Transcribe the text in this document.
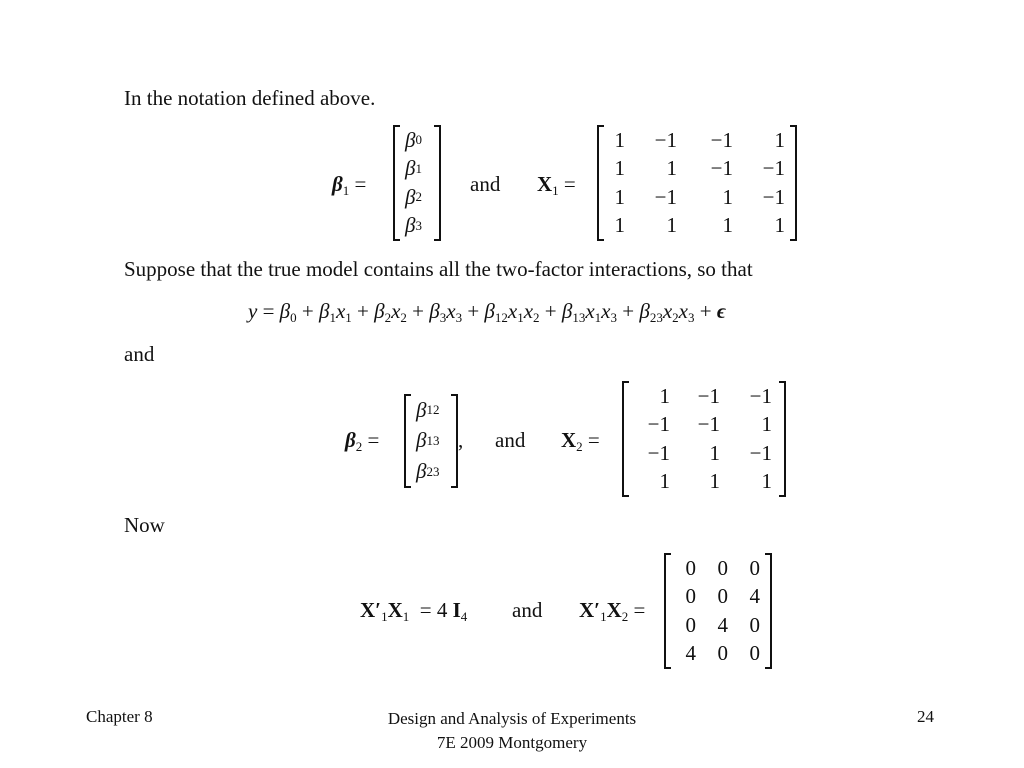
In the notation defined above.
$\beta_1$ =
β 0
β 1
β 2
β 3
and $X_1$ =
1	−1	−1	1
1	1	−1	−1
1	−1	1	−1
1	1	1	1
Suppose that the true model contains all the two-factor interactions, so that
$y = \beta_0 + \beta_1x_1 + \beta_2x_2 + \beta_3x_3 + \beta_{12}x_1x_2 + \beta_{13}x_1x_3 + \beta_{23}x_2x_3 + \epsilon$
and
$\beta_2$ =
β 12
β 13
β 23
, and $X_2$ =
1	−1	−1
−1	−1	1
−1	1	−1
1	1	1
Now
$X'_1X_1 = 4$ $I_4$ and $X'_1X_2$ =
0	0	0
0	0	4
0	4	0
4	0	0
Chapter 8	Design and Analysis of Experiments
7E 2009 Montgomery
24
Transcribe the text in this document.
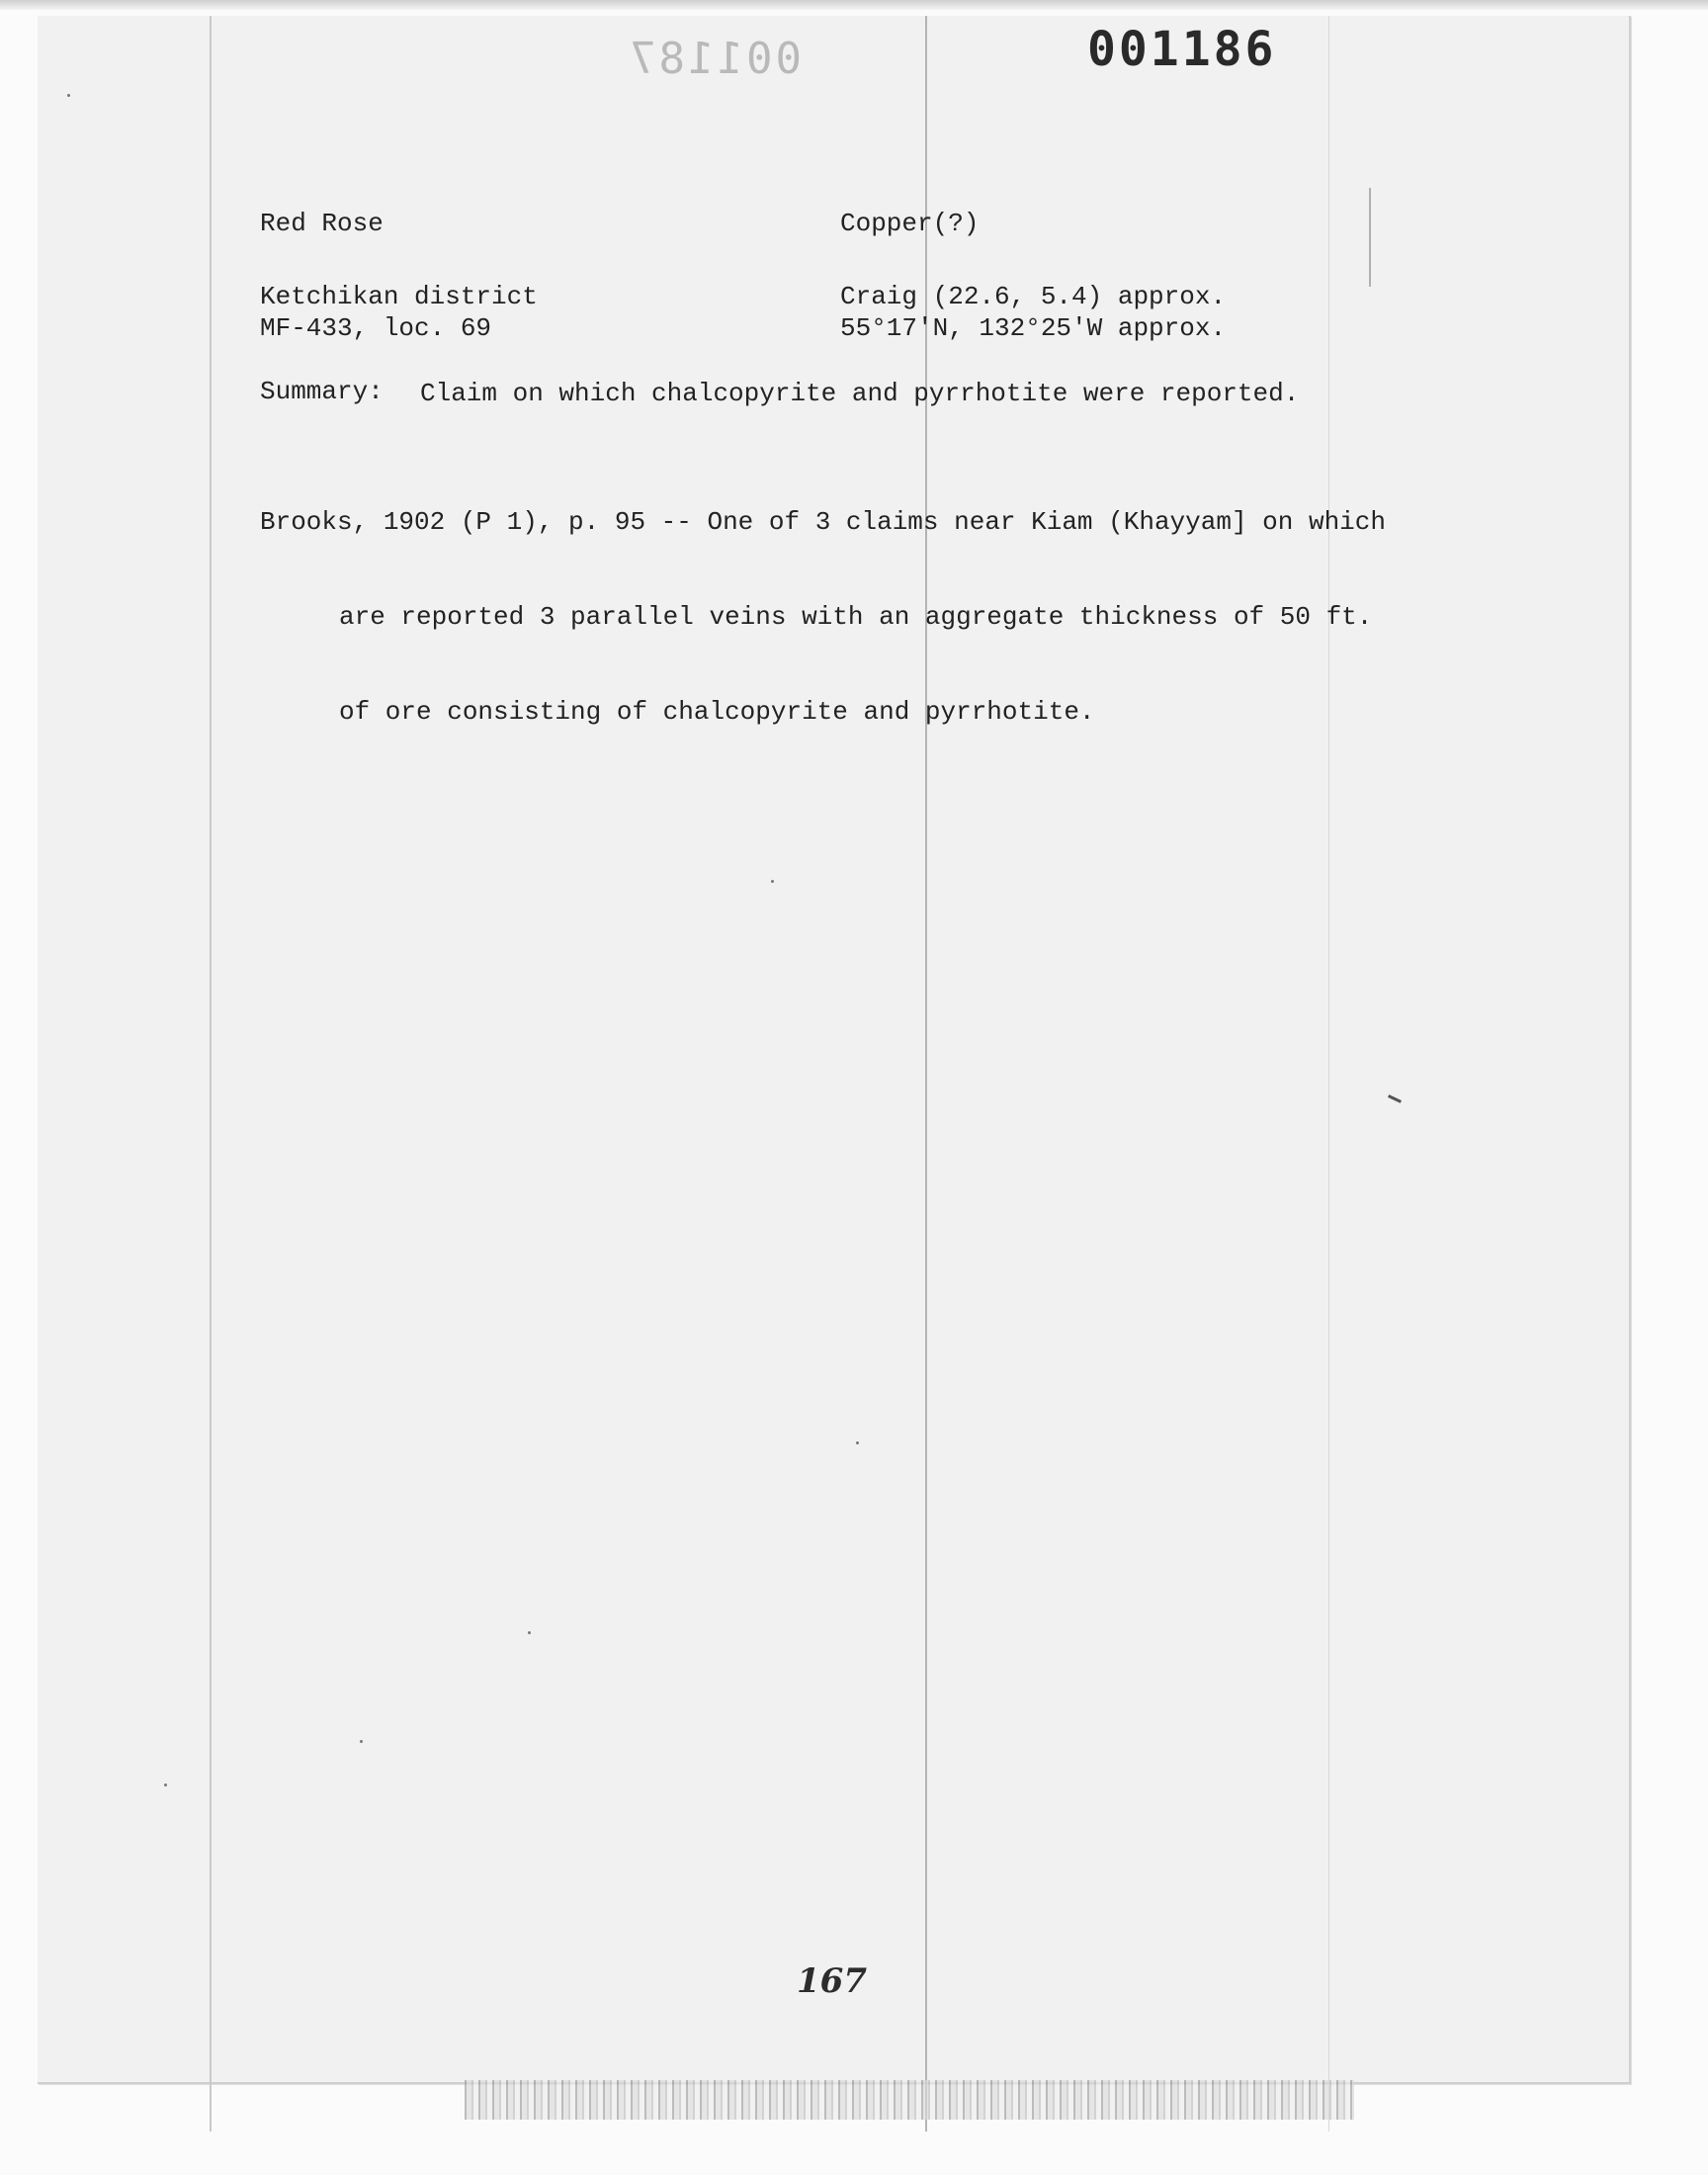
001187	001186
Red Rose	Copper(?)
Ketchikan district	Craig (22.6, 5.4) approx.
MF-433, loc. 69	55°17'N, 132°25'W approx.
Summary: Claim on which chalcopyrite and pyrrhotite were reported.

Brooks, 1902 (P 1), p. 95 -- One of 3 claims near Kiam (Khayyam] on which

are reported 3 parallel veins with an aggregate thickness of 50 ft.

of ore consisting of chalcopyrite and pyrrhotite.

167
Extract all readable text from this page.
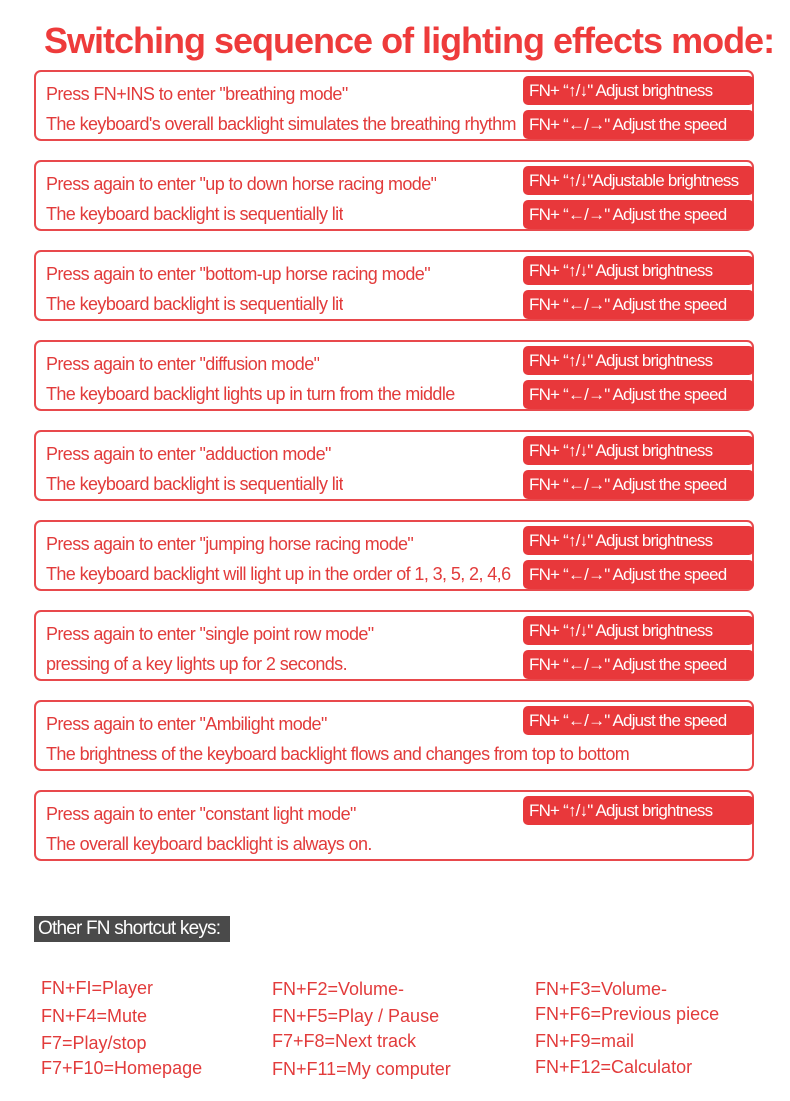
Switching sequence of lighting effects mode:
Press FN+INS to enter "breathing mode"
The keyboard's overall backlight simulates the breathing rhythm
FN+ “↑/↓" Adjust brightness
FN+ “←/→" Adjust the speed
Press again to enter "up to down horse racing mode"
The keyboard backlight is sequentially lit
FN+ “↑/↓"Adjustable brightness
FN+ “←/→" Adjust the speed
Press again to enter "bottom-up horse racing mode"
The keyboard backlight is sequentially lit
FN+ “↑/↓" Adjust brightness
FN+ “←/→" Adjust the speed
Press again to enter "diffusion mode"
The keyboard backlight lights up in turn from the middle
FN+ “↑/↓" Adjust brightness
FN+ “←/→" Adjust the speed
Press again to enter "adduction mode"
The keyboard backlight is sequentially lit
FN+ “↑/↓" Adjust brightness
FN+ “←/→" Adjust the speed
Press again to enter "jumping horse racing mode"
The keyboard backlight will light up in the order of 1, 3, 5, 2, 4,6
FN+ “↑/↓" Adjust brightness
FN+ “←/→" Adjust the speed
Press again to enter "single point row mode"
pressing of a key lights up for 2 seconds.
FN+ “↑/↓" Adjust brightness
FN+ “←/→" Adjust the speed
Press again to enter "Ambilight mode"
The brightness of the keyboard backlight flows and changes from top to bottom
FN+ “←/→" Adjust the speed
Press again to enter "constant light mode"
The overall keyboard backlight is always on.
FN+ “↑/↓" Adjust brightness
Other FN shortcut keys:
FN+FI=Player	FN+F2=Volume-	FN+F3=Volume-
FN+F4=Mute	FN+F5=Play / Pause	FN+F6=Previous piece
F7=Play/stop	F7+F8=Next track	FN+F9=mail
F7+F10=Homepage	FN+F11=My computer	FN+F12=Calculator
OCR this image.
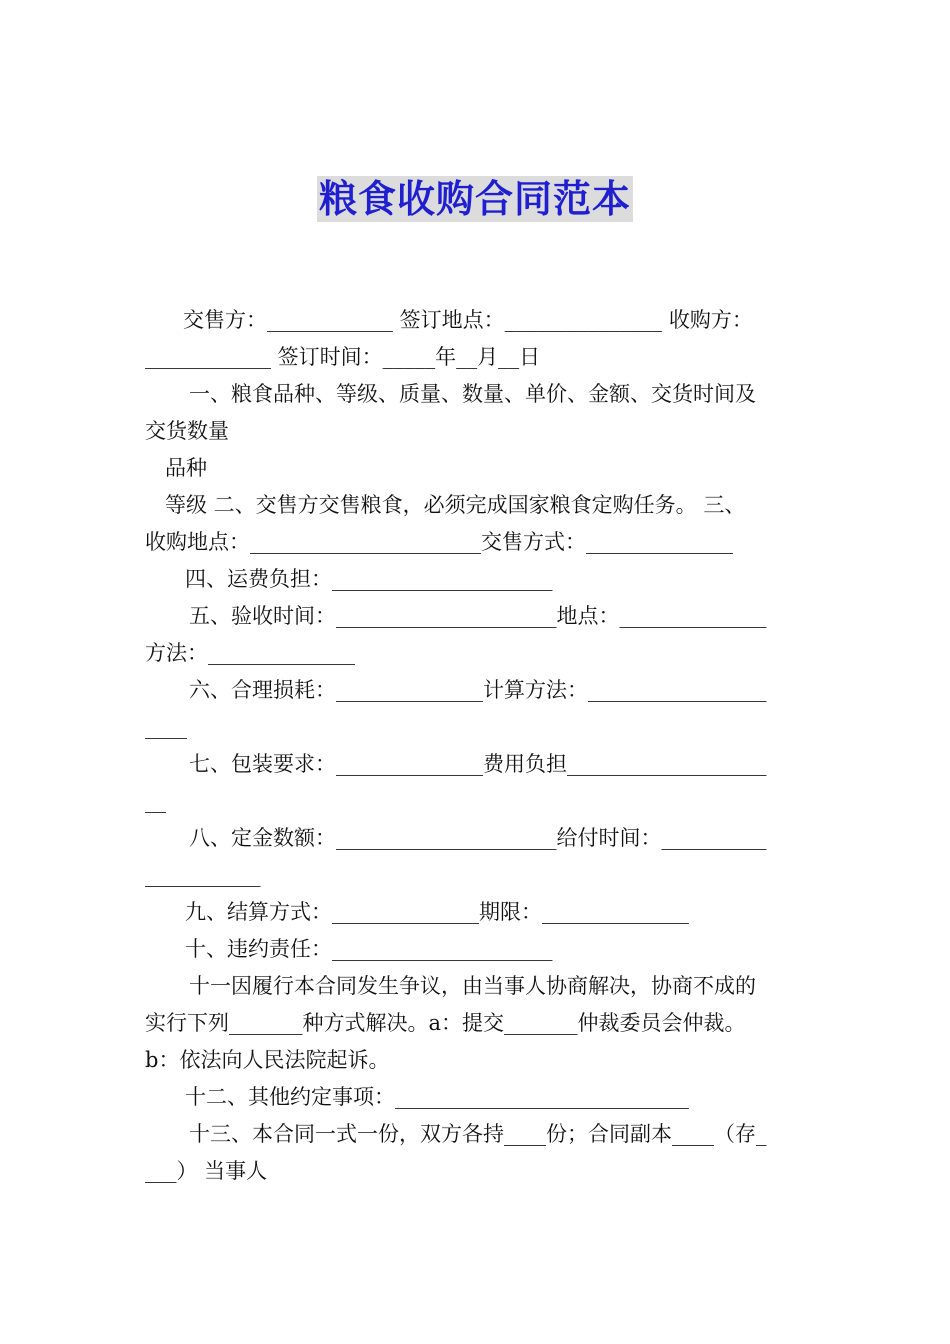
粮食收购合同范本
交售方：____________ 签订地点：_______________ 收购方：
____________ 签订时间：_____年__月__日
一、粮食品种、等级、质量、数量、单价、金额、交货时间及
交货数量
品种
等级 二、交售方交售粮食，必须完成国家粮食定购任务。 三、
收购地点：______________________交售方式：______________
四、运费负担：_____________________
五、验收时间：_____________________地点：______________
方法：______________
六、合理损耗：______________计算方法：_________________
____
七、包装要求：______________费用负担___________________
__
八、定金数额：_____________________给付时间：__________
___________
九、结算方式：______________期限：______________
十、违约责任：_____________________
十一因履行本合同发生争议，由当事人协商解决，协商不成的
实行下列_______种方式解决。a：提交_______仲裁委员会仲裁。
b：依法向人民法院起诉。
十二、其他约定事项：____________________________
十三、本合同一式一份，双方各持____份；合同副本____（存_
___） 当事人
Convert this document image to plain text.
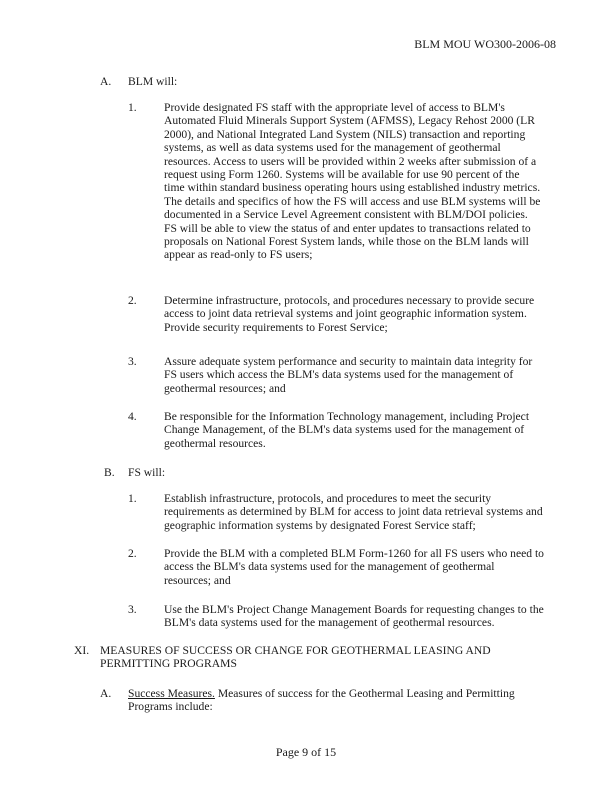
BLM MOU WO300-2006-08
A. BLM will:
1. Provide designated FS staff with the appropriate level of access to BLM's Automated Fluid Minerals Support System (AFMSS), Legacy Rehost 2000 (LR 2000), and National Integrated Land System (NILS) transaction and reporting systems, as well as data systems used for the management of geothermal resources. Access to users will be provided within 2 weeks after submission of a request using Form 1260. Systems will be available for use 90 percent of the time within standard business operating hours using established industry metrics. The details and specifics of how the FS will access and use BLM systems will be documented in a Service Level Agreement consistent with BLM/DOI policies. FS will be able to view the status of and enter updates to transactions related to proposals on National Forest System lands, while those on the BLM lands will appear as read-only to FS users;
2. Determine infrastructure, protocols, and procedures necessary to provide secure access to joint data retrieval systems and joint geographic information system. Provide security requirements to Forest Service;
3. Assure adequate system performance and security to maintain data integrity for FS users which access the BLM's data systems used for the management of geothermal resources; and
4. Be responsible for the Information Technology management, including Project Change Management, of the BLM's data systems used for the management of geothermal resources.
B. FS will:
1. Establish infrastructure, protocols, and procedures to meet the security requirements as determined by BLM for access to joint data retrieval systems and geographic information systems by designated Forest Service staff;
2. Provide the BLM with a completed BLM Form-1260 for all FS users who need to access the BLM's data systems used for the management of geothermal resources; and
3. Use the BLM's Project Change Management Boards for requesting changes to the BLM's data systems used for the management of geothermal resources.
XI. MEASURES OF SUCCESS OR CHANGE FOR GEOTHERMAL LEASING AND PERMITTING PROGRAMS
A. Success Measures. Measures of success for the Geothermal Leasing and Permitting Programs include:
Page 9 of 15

■ ■ ■

◆ EXERCISE DETAILS ◆
Identify each line in the records above that contains the word "joint", and copy it out in full.

◆ EXERCISE SOLUTION ◆
2. Determine infrastructure, protocols, and procedures necessary to provide secure access to joint data retrieval systems and joint geographic information system. Provide security requirements to Forest Service;
1. Establish infrastructure, protocols, and procedures to meet the security requirements as determined by BLM for access to joint data retrieval systems and geographic information systems by designated Forest Service staff;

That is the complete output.